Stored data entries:

....

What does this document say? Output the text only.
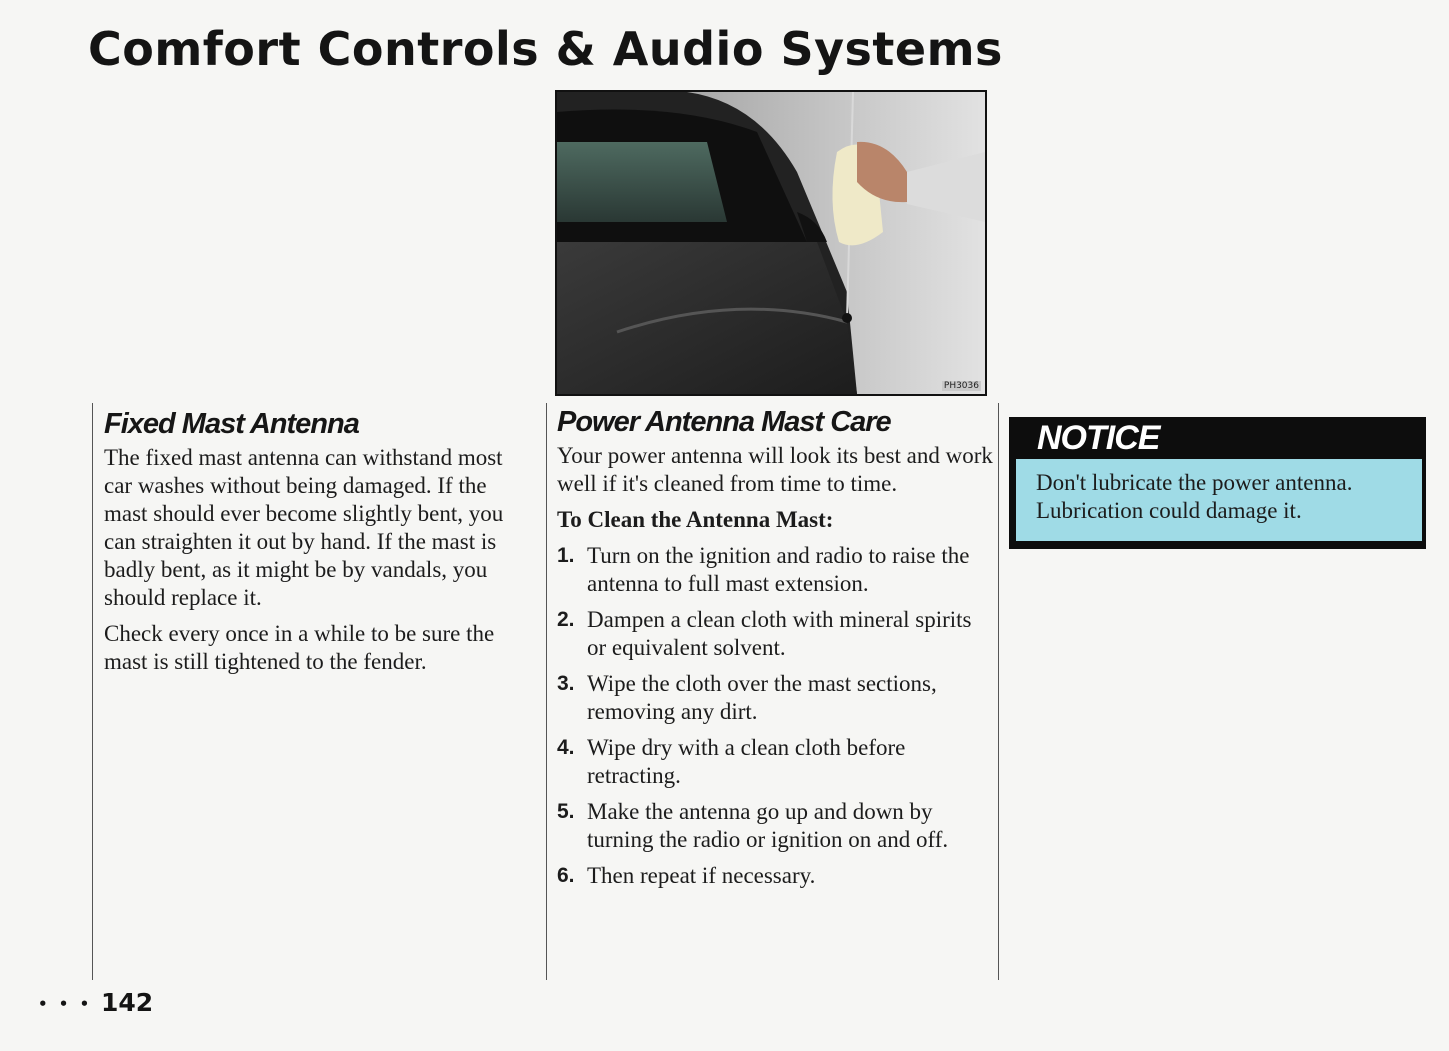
Comfort Controls & Audio Systems
PH3036
Fixed Mast Antenna

The fixed mast antenna can withstand most car washes without being damaged. If the mast should ever become slightly bent, you can straighten it out by hand. If the mast is badly bent, as it might be by vandals, you should replace it.

Check every once in a while to be sure the mast is still tightened to the fender.

Power Antenna Mast Care

Your power antenna will look its best and work well if it's cleaned from time to time.

To Clean the Antenna Mast:

1. Turn on the ignition and radio to raise the antenna to full mast extension.
2. Dampen a clean cloth with mineral spirits or equivalent solvent.
3. Wipe the cloth over the mast sections, removing any dirt.
4. Wipe dry with a clean cloth before retracting.
5. Make the antenna go up and down by turning the radio or ignition on and off.
6. Then repeat if necessary.
NOTICE
Don't lubricate the power antenna. Lubrication could damage it.
• • • 142
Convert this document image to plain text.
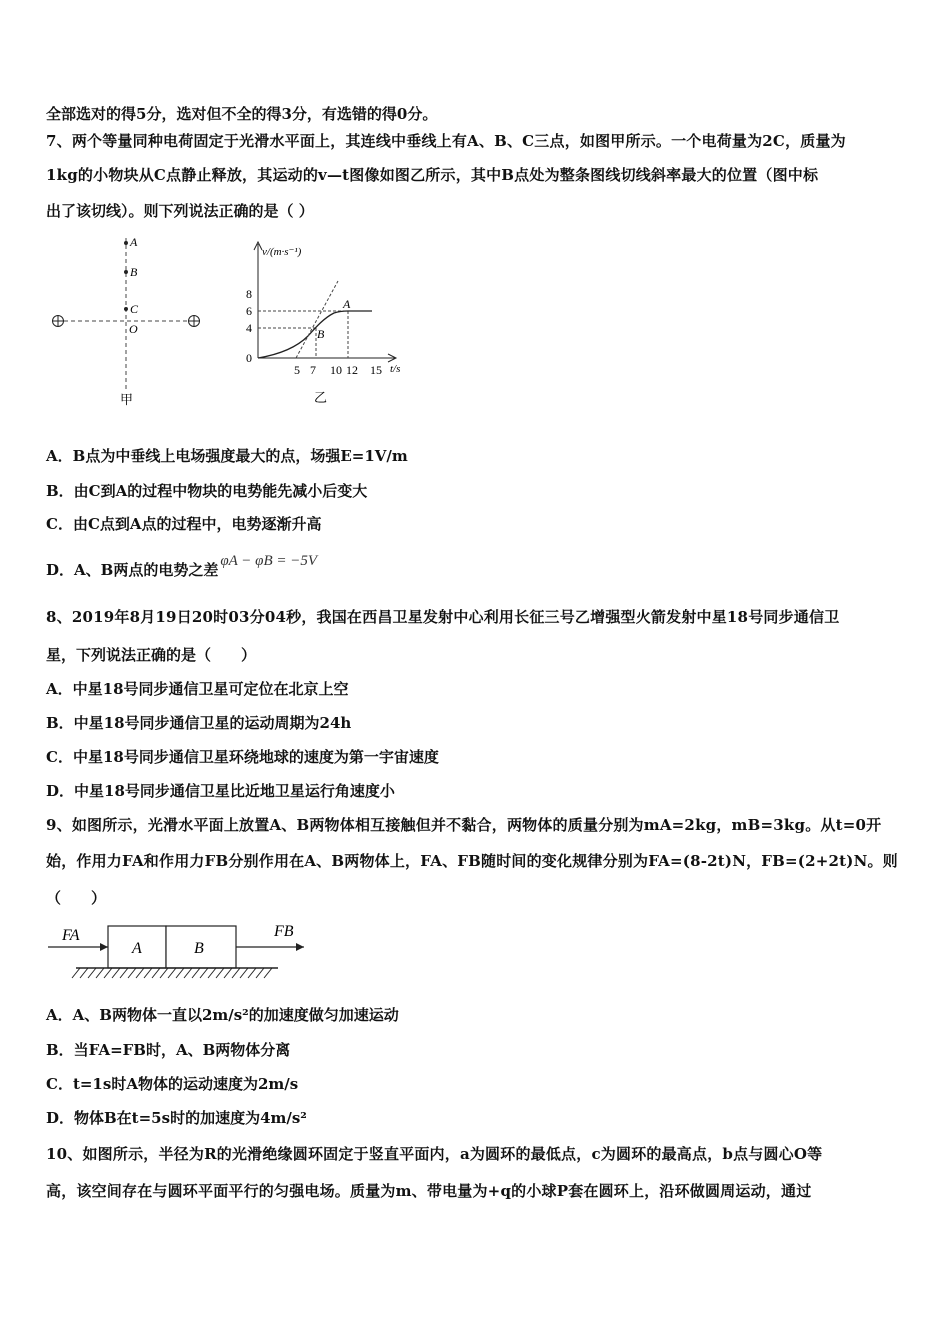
全部选对的得5分，选对但不全的得3分，有选错的得0分。
7、两个等量同种电荷固定于光滑水平面上，其连线中垂线上有A、B、C三点，如图甲所示。一个电荷量为2C，质量为
1kg的小物块从C点静止释放，其运动的v—t图像如图乙所示，其中B点处为整条图线切线斜率最大的位置（图中标
出了该切线）。则下列说法正确的是（ ）
A
B
C
O
甲
v/(m·s⁻¹)
t/s
8
6
4
0
5 7 10 12 15
A
B
乙
A．B点为中垂线上电场强度最大的点，场强E=1V/m
B．由C到A的过程中物块的电势能先减小后变大
C．由C点到A点的过程中，电势逐渐升高
D．A、B两点的电势之差 φA − φB = −5V
8、2019年8月19日20时03分04秒，我国在西昌卫星发射中心利用长征三号乙增强型火箭发射中星18号同步通信卫
星，下列说法正确的是（　　）
A．中星18号同步通信卫星可定位在北京上空
B．中星18号同步通信卫星的运动周期为24h
C．中星18号同步通信卫星环绕地球的速度为第一宇宙速度
D．中星18号同步通信卫星比近地卫星运行角速度小
9、如图所示，光滑水平面上放置A、B两物体相互接触但并不黏合，两物体的质量分别为mA=2kg，mB=3kg。从t=0开
始，作用力FA和作用力FB分别作用在A、B两物体上，FA、FB随时间的变化规律分别为FA=(8-2t)N，FB=(2+2t)N。则
（　　）
FA
A	B
FB
A．A、B两物体一直以2m/s²的加速度做匀加速运动
B．当FA=FB时，A、B两物体分离
C．t=1s时A物体的运动速度为2m/s
D．物体B在t=5s时的加速度为4m/s²
10、如图所示，半径为R的光滑绝缘圆环固定于竖直平面内，a为圆环的最低点，c为圆环的最高点，b点与圆心O等
高，该空间存在与圆环平面平行的匀强电场。质量为m、带电量为+q的小球P套在圆环上，沿环做圆周运动，通过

....

**GIVEN REQUEST:** Could you reproduce every record above exactly, leaving out the pictures?

**RESPONSE TO THE EXERCISE:**
What does this document say? Output the text only.
Comfort Controls & Audio Systems
PH3036
Fixed Mast Antenna

The fixed mast antenna can withstand most car washes without being damaged. If the mast should ever become slightly bent, you can straighten it out by hand. If the mast is badly bent, as it might be by vandals, you should replace it.

Check every once in a while to be sure the mast is still tightened to the fender.

Power Antenna Mast Care

Your power antenna will look its best and work well if it's cleaned from time to time.

To Clean the Antenna Mast:

1. Turn on the ignition and radio to raise the antenna to full mast extension.
2. Dampen a clean cloth with mineral spirits or equivalent solvent.
3. Wipe the cloth over the mast sections, removing any dirt.
4. Wipe dry with a clean cloth before retracting.
5. Make the antenna go up and down by turning the radio or ignition on and off.
6. Then repeat if necessary.
NOTICE
Don't lubricate the power antenna. Lubrication could damage it.
• • • 142
Convert this document image to plain text.
全部选对的得5分，选对但不全的得3分，有选错的得0分。
7、两个等量同种电荷固定于光滑水平面上，其连线中垂线上有A、B、C三点，如图甲所示。一个电荷量为2C，质量为
1kg的小物块从C点静止释放，其运动的v—t图像如图乙所示，其中B点处为整条图线切线斜率最大的位置（图中标
出了该切线）。则下列说法正确的是（ ）
A
B
C
O
甲
v/(m·s⁻¹)
t/s
8
6
4
0
5 7 10 12 15
A
B
乙
A．B点为中垂线上电场强度最大的点，场强E=1V/m
B．由C到A的过程中物块的电势能先减小后变大
C．由C点到A点的过程中，电势逐渐升高
D．A、B两点的电势之差 φA − φB = −5V
8、2019年8月19日20时03分04秒，我国在西昌卫星发射中心利用长征三号乙增强型火箭发射中星18号同步通信卫
星，下列说法正确的是（　　）
A．中星18号同步通信卫星可定位在北京上空
B．中星18号同步通信卫星的运动周期为24h
C．中星18号同步通信卫星环绕地球的速度为第一宇宙速度
D．中星18号同步通信卫星比近地卫星运行角速度小
9、如图所示，光滑水平面上放置A、B两物体相互接触但并不黏合，两物体的质量分别为mA=2kg，mB=3kg。从t=0开
始，作用力FA和作用力FB分别作用在A、B两物体上，FA、FB随时间的变化规律分别为FA=(8-2t)N，FB=(2+2t)N。则
（　　）
FA
A	B
FB
A．A、B两物体一直以2m/s²的加速度做匀加速运动
B．当FA=FB时，A、B两物体分离
C．t=1s时A物体的运动速度为2m/s
D．物体B在t=5s时的加速度为4m/s²
10、如图所示，半径为R的光滑绝缘圆环固定于竖直平面内，a为圆环的最低点，c为圆环的最高点，b点与圆心O等
高，该空间存在与圆环平面平行的匀强电场。质量为m、带电量为+q的小球P套在圆环上，沿环做圆周运动，通过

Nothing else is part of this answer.